Task =
Pick out each line containing the string "中国中西医结合学会" and copy it.

Data for this task =
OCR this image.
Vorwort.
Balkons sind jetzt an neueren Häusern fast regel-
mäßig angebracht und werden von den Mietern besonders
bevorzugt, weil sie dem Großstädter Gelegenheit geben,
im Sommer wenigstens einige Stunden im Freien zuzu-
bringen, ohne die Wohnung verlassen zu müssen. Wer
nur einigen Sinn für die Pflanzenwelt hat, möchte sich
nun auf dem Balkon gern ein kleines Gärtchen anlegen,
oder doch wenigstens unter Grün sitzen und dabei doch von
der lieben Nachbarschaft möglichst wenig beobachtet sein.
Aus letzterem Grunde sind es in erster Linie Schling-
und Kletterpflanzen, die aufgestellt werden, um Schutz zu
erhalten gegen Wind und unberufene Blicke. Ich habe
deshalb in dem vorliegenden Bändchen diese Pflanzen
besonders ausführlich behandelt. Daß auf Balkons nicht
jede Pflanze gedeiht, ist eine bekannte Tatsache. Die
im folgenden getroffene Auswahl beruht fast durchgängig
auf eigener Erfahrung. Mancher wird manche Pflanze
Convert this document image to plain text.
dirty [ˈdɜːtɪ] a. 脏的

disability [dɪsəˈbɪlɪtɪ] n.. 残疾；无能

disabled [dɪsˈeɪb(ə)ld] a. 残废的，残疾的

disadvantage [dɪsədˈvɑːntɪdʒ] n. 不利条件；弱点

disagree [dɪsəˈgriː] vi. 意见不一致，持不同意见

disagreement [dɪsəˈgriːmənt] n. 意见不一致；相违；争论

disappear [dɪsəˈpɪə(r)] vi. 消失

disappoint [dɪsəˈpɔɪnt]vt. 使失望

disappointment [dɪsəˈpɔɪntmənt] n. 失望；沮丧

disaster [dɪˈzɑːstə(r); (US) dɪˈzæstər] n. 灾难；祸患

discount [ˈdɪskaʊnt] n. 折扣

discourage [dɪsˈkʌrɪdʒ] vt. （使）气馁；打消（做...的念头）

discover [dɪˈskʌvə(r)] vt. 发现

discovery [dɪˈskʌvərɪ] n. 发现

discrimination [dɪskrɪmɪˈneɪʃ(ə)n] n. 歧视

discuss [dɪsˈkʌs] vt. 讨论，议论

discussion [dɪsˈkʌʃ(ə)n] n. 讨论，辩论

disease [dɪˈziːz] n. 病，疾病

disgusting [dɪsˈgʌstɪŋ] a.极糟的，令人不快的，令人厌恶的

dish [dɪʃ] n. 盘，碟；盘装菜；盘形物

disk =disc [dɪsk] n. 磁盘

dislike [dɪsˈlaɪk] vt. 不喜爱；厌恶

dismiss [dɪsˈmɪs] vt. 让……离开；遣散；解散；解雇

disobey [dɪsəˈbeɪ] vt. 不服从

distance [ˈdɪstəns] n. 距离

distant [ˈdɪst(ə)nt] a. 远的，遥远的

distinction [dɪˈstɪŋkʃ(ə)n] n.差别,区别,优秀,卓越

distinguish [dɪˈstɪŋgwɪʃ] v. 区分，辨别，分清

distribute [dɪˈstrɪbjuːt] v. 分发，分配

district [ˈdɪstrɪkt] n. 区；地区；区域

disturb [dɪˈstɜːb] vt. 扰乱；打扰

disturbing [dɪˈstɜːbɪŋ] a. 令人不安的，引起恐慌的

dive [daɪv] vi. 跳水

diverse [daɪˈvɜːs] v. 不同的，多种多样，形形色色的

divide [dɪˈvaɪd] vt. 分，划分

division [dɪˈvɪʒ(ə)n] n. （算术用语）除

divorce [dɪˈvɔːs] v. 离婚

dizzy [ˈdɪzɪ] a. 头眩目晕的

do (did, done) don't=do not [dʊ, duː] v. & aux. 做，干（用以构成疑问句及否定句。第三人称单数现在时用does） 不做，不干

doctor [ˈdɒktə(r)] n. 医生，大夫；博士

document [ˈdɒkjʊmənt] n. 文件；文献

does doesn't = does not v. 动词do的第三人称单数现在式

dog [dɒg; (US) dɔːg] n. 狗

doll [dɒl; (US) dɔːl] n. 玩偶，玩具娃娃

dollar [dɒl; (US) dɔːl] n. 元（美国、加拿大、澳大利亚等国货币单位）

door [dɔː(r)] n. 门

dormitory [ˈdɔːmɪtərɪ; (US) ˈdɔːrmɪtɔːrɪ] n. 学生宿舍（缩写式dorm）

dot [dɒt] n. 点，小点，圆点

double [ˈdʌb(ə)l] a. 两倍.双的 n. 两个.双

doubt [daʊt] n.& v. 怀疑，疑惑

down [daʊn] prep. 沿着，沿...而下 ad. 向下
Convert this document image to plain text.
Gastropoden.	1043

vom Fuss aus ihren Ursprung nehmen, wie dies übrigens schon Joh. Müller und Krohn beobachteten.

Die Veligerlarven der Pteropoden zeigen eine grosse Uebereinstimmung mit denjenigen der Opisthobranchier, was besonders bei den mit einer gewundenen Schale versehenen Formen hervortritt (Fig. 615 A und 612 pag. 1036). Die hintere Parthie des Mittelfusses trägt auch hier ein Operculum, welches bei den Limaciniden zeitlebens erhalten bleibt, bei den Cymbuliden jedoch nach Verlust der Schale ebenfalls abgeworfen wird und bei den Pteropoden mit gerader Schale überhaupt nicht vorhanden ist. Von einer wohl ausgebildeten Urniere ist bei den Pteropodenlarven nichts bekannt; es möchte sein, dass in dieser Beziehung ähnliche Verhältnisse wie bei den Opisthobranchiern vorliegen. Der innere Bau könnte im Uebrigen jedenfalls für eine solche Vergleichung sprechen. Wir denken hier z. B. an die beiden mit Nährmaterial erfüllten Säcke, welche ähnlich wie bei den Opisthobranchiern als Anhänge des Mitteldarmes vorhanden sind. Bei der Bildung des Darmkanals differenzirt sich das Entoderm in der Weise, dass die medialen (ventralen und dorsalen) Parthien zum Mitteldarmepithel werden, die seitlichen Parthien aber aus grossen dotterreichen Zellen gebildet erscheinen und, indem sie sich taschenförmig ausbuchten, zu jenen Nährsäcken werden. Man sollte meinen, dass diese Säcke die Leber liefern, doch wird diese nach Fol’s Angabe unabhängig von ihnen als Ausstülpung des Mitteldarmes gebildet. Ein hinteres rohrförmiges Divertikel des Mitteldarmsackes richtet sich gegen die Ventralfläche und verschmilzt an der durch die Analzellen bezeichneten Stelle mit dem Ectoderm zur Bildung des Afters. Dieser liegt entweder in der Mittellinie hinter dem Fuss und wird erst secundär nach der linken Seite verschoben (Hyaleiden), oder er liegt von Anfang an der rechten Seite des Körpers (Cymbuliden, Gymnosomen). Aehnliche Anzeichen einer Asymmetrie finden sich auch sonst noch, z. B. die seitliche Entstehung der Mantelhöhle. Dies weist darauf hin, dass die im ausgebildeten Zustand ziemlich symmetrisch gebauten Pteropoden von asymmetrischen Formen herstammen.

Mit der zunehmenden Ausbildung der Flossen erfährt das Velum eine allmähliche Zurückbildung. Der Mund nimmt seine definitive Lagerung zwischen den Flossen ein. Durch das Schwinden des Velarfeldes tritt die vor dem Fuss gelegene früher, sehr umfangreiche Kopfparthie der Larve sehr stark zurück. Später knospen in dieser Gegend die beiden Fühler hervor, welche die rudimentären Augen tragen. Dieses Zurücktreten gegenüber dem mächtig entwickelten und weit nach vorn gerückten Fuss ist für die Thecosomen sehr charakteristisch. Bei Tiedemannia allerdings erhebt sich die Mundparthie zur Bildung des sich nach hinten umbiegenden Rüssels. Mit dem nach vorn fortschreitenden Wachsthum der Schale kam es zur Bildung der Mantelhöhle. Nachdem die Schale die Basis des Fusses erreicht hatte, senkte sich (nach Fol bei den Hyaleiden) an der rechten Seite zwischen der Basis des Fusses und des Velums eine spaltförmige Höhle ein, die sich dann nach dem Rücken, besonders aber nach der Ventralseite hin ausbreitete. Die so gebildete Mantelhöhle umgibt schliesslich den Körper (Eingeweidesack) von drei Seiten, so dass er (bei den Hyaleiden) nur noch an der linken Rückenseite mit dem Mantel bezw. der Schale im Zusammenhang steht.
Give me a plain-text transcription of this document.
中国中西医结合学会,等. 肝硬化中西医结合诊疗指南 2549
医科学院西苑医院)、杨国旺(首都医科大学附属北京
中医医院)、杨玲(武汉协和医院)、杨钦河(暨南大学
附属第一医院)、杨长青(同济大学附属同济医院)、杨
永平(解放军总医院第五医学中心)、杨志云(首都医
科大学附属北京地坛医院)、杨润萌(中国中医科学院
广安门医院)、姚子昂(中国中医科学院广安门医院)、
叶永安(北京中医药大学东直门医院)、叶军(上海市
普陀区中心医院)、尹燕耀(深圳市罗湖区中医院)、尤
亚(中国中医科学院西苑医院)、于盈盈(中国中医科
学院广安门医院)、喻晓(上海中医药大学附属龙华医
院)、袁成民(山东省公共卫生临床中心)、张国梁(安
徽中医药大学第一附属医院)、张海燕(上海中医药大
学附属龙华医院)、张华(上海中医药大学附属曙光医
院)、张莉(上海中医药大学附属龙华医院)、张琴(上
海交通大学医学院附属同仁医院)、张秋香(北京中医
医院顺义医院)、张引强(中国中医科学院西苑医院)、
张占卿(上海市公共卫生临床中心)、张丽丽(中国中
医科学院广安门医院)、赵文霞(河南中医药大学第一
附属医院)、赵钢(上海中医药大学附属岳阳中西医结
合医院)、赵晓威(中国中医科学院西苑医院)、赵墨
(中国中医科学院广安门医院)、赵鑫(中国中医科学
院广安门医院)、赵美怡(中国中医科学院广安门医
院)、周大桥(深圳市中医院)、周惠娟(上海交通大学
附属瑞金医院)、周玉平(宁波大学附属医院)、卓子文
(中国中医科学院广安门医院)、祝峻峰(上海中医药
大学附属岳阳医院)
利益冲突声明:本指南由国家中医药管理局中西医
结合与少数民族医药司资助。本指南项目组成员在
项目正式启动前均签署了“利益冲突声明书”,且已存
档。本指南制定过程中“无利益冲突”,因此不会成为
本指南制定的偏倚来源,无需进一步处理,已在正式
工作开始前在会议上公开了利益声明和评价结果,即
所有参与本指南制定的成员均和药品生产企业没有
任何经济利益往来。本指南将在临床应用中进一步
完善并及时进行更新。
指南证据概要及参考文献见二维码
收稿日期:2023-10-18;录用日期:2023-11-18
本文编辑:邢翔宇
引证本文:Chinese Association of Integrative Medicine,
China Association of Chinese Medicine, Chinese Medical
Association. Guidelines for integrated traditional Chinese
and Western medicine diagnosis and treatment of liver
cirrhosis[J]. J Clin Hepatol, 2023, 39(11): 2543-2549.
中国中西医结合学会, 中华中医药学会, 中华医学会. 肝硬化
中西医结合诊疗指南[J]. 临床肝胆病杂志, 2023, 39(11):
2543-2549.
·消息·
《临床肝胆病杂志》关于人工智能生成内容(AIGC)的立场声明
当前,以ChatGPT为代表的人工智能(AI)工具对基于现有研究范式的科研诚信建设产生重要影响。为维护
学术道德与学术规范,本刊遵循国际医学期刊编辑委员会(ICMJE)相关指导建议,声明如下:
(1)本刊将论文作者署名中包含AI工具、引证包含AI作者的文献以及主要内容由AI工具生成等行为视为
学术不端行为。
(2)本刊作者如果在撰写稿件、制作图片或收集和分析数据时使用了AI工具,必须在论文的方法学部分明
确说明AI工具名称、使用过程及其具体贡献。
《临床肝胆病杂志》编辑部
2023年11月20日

Task output =
中国中西医结合学会,等. 肝硬化中西医结合诊疗指南 2549
中国中西医结合学会, 中华中医药学会, 中华医学会. 肝硬化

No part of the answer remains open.